(Stored entries)
— Start —

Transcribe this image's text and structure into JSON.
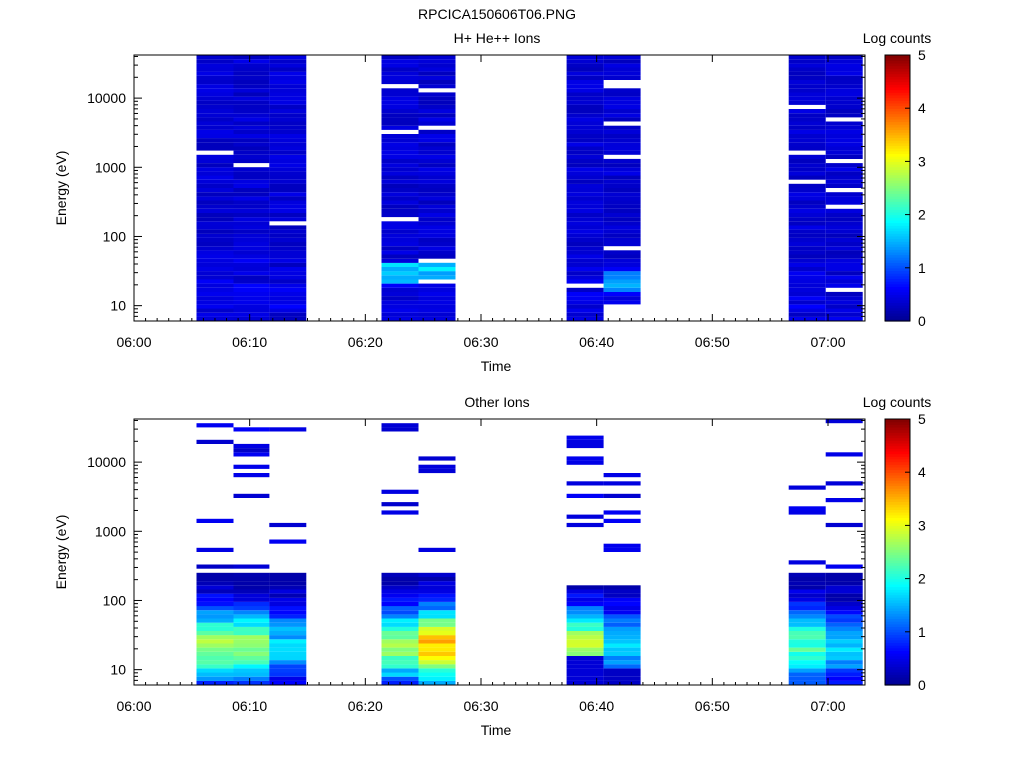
{
  "figure_title": "RPCICA150606T06.PNG",
  "chart_data": [
    {
      "type": "heatmap",
      "title": "H+ He++ Ions",
      "xlabel": "Time",
      "ylabel": "Energy (eV)",
      "colorbar_label": "Log counts",
      "colorbar_ticks": [
        "0",
        "1",
        "2",
        "3",
        "4",
        "5"
      ],
      "colorbar_range": [
        0,
        5
      ],
      "x_ticks": [
        "06:00",
        "06:10",
        "06:20",
        "06:30",
        "06:40",
        "06:50",
        "07:00"
      ],
      "x_range_min": [
        0,
        63.2
      ],
      "y_scale": "log",
      "y_ticks": [
        "10",
        "100",
        "1000",
        "10000"
      ],
      "y_range": [
        6,
        42000
      ],
      "time_columns_min": [
        [
          5.4,
          8.6
        ],
        [
          8.6,
          11.7
        ],
        [
          11.7,
          14.9
        ],
        [
          21.4,
          24.6
        ],
        [
          24.6,
          27.8
        ],
        [
          37.4,
          40.6
        ],
        [
          40.6,
          43.8
        ],
        [
          56.6,
          59.8
        ],
        [
          59.8,
          63.0
        ]
      ],
      "colormap": [
        "#00008f",
        "#0000ff",
        "#00ffff",
        "#ffff00",
        "#ff0000",
        "#800000"
      ],
      "background": "#ffffff"
    },
    {
      "type": "heatmap",
      "title": "Other Ions",
      "xlabel": "Time",
      "ylabel": "Energy (eV)",
      "colorbar_label": "Log counts",
      "colorbar_ticks": [
        "0",
        "1",
        "2",
        "3",
        "4",
        "5"
      ],
      "colorbar_range": [
        0,
        5
      ],
      "x_ticks": [
        "06:00",
        "06:10",
        "06:20",
        "06:30",
        "06:40",
        "06:50",
        "07:00"
      ],
      "x_range_min": [
        0,
        63.2
      ],
      "y_scale": "log",
      "y_ticks": [
        "10",
        "100",
        "1000",
        "10000"
      ],
      "y_range": [
        6,
        42000
      ],
      "time_columns_min": [
        [
          5.4,
          8.6
        ],
        [
          8.6,
          11.7
        ],
        [
          11.7,
          14.9
        ],
        [
          21.4,
          24.6
        ],
        [
          24.6,
          27.8
        ],
        [
          37.4,
          40.6
        ],
        [
          40.6,
          43.8
        ],
        [
          56.6,
          59.8
        ],
        [
          59.8,
          63.0
        ]
      ],
      "colormap": [
        "#00008f",
        "#0000ff",
        "#00ffff",
        "#ffff00",
        "#ff0000",
        "#800000"
      ],
      "background": "#ffffff"
    }
  ]
}
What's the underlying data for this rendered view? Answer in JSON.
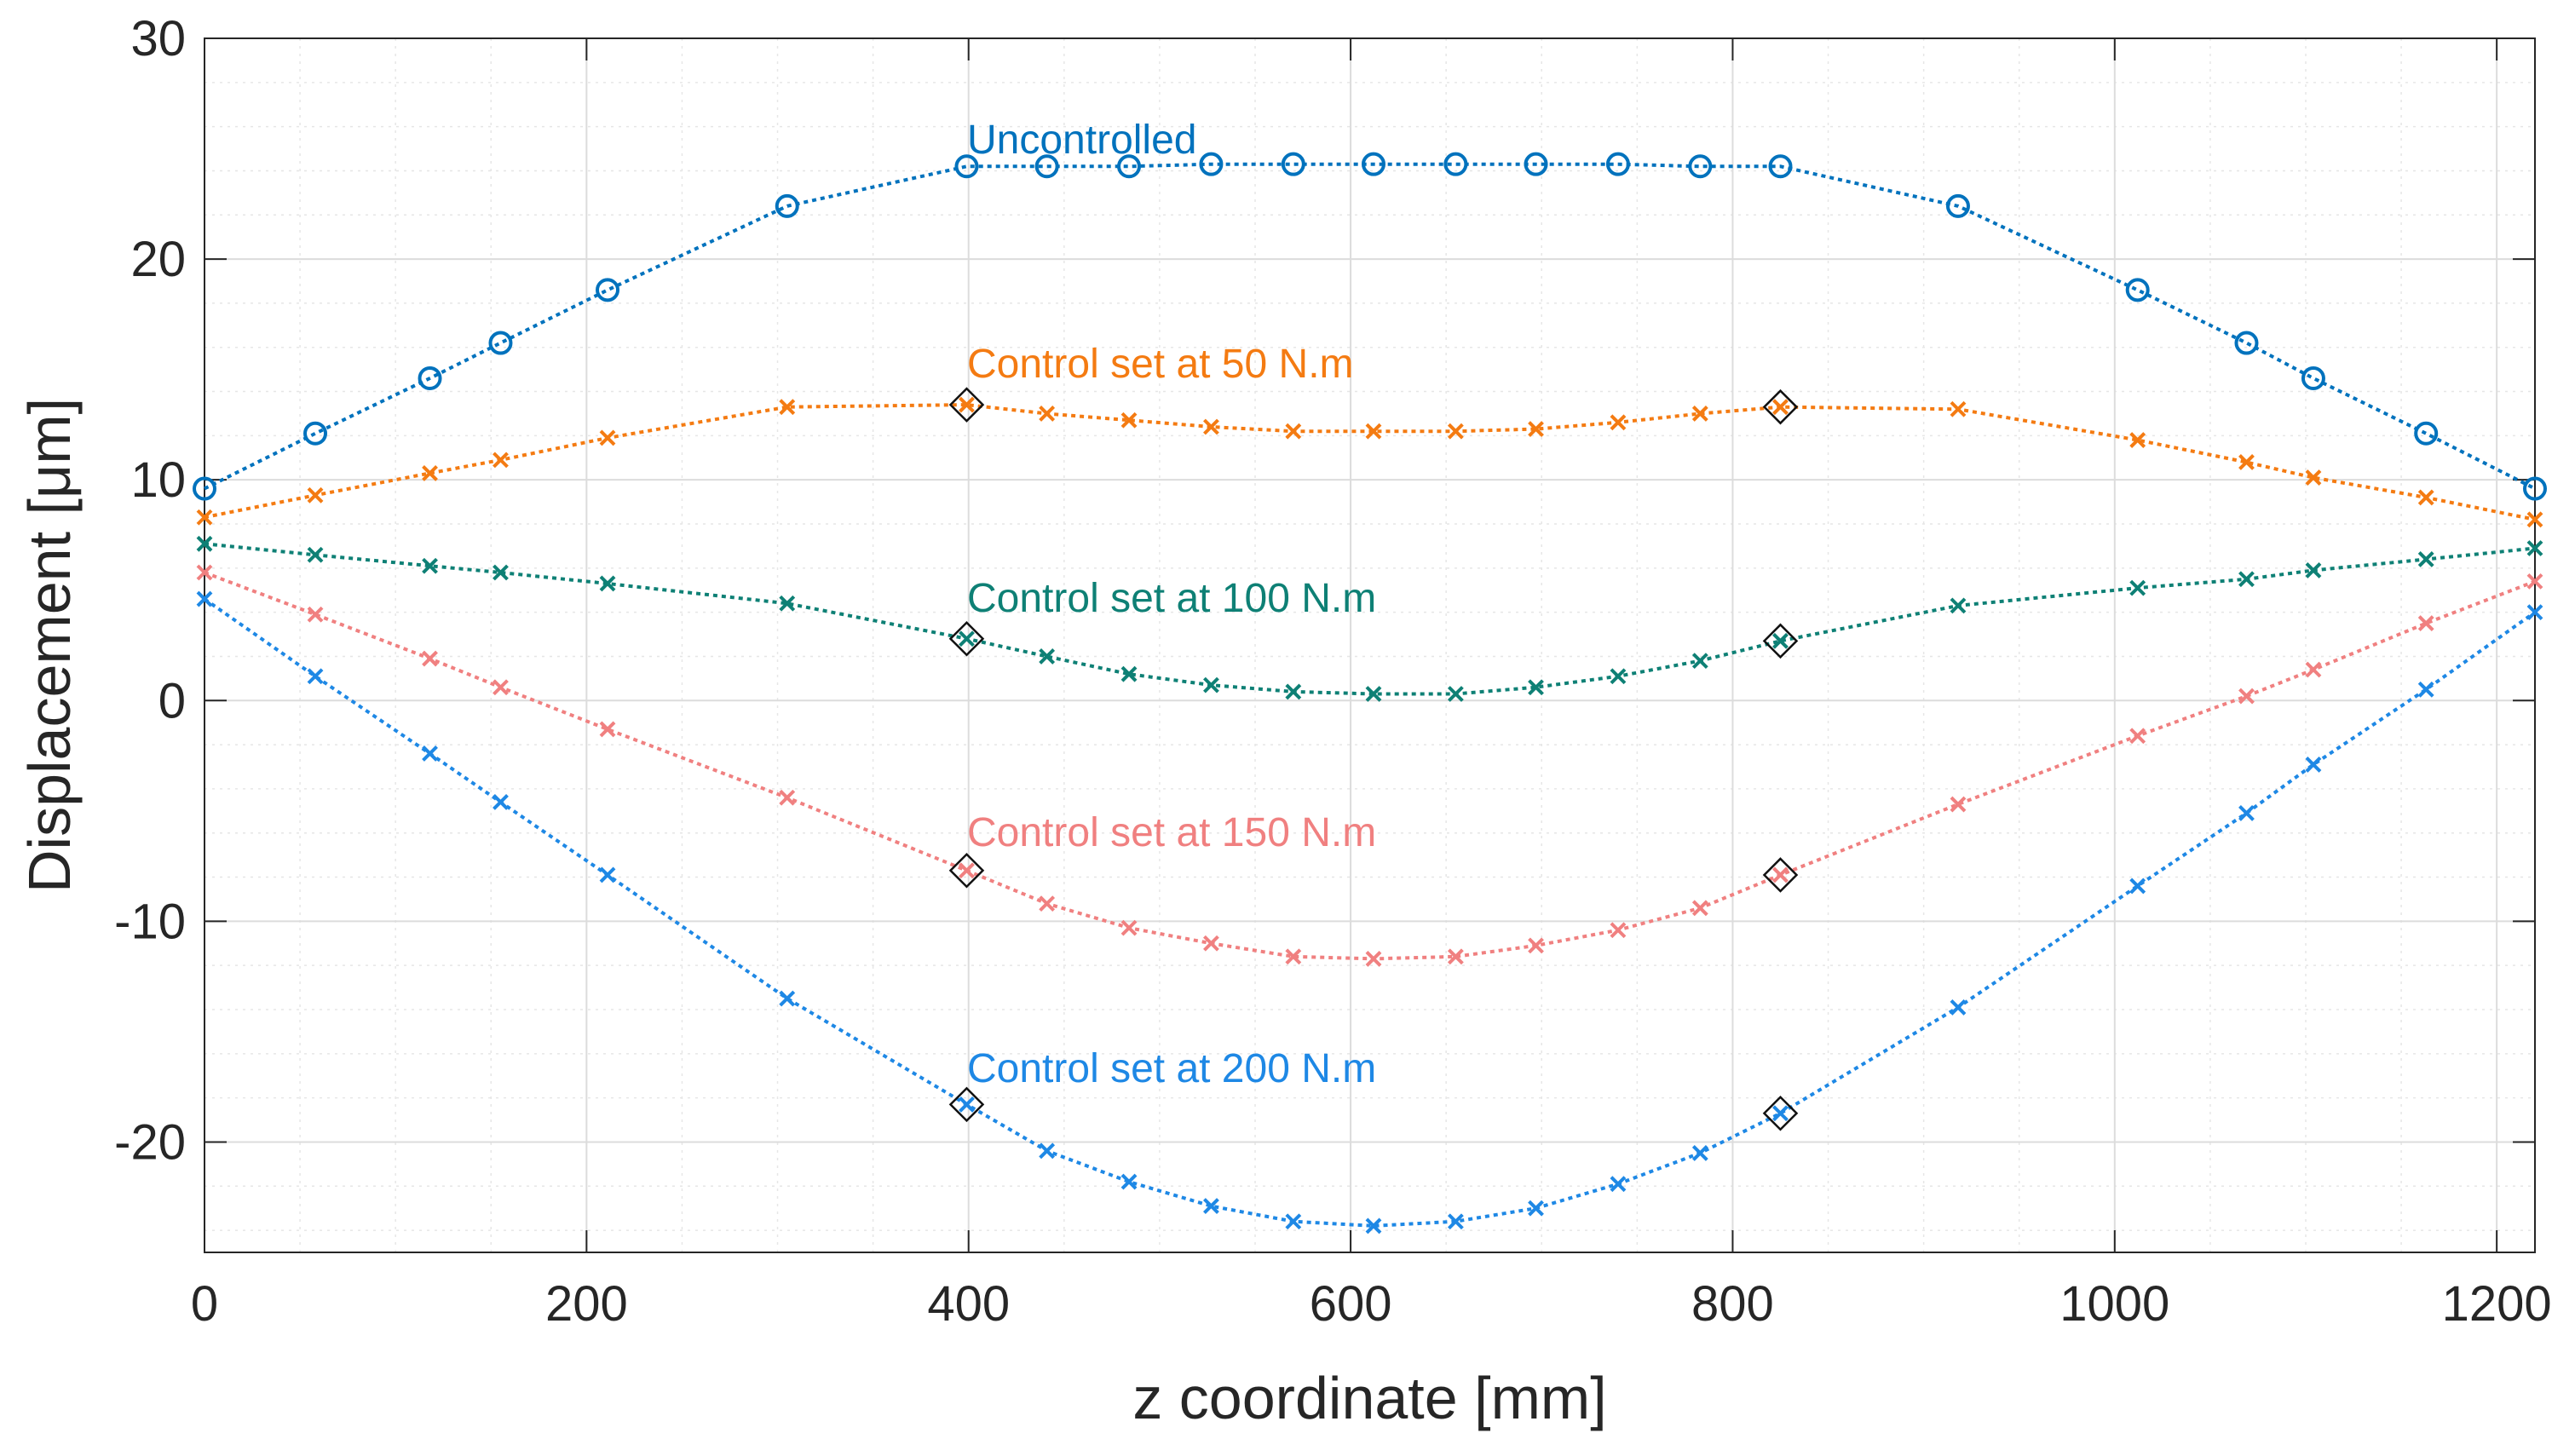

— End —

**YOUR OBJECTIVE:** Repeat the material above verbatim, with no pictures in the output.

**EXPECTED OUTPUT:**
Transcribe this image's text and structure into JSON.
{
  "figure_title": "RPCICA150606T06.PNG",
  "chart_data": [
    {
      "type": "heatmap",
      "title": "H+ He++ Ions",
      "xlabel": "Time",
      "ylabel": "Energy (eV)",
      "colorbar_label": "Log counts",
      "colorbar_ticks": [
        "0",
        "1",
        "2",
        "3",
        "4",
        "5"
      ],
      "colorbar_range": [
        0,
        5
      ],
      "x_ticks": [
        "06:00",
        "06:10",
        "06:20",
        "06:30",
        "06:40",
        "06:50",
        "07:00"
      ],
      "x_range_min": [
        0,
        63.2
      ],
      "y_scale": "log",
      "y_ticks": [
        "10",
        "100",
        "1000",
        "10000"
      ],
      "y_range": [
        6,
        42000
      ],
      "time_columns_min": [
        [
          5.4,
          8.6
        ],
        [
          8.6,
          11.7
        ],
        [
          11.7,
          14.9
        ],
        [
          21.4,
          24.6
        ],
        [
          24.6,
          27.8
        ],
        [
          37.4,
          40.6
        ],
        [
          40.6,
          43.8
        ],
        [
          56.6,
          59.8
        ],
        [
          59.8,
          63.0
        ]
      ],
      "colormap": [
        "#00008f",
        "#0000ff",
        "#00ffff",
        "#ffff00",
        "#ff0000",
        "#800000"
      ],
      "background": "#ffffff"
    },
    {
      "type": "heatmap",
      "title": "Other Ions",
      "xlabel": "Time",
      "ylabel": "Energy (eV)",
      "colorbar_label": "Log counts",
      "colorbar_ticks": [
        "0",
        "1",
        "2",
        "3",
        "4",
        "5"
      ],
      "colorbar_range": [
        0,
        5
      ],
      "x_ticks": [
        "06:00",
        "06:10",
        "06:20",
        "06:30",
        "06:40",
        "06:50",
        "07:00"
      ],
      "x_range_min": [
        0,
        63.2
      ],
      "y_scale": "log",
      "y_ticks": [
        "10",
        "100",
        "1000",
        "10000"
      ],
      "y_range": [
        6,
        42000
      ],
      "time_columns_min": [
        [
          5.4,
          8.6
        ],
        [
          8.6,
          11.7
        ],
        [
          11.7,
          14.9
        ],
        [
          21.4,
          24.6
        ],
        [
          24.6,
          27.8
        ],
        [
          37.4,
          40.6
        ],
        [
          40.6,
          43.8
        ],
        [
          56.6,
          59.8
        ],
        [
          59.8,
          63.0
        ]
      ],
      "colormap": [
        "#00008f",
        "#0000ff",
        "#00ffff",
        "#ffff00",
        "#ff0000",
        "#800000"
      ],
      "background": "#ffffff"
    }
  ]
}
What's the underlying data for this rendered view? Answer in JSON.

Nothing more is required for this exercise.